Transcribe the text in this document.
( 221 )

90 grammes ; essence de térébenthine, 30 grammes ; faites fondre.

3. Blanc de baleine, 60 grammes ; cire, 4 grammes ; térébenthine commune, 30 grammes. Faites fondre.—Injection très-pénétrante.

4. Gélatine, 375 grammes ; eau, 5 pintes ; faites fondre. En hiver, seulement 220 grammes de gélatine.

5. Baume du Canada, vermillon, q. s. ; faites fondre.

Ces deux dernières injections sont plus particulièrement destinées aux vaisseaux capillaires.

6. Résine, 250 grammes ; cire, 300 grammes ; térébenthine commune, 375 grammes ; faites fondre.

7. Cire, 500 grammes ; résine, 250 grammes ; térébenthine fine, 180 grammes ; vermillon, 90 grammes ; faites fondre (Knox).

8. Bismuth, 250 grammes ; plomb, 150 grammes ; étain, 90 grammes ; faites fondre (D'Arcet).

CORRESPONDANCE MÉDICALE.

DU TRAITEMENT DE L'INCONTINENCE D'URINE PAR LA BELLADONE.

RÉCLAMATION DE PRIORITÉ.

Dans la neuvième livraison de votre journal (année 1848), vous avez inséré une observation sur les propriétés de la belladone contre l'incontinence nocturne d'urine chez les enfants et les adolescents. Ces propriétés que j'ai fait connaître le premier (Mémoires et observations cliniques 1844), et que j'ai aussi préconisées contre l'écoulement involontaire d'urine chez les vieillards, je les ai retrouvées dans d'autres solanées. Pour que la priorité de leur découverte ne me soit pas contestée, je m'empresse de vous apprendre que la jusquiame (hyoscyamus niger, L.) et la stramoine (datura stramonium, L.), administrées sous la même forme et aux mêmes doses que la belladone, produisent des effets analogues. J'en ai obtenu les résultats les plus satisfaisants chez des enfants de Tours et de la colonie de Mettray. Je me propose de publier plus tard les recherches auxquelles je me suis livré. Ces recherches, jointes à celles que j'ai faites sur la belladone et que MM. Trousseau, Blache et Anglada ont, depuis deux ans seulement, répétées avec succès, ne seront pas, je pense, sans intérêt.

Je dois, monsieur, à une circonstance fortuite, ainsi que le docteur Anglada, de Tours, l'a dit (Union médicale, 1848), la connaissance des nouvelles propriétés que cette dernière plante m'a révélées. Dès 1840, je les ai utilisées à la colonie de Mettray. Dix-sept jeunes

■ GIVEN PROBLEM:
State how many lines of the records above contain the word "vermillon", and give only that number.

■ RESULT OF THIS EXERCISE:
2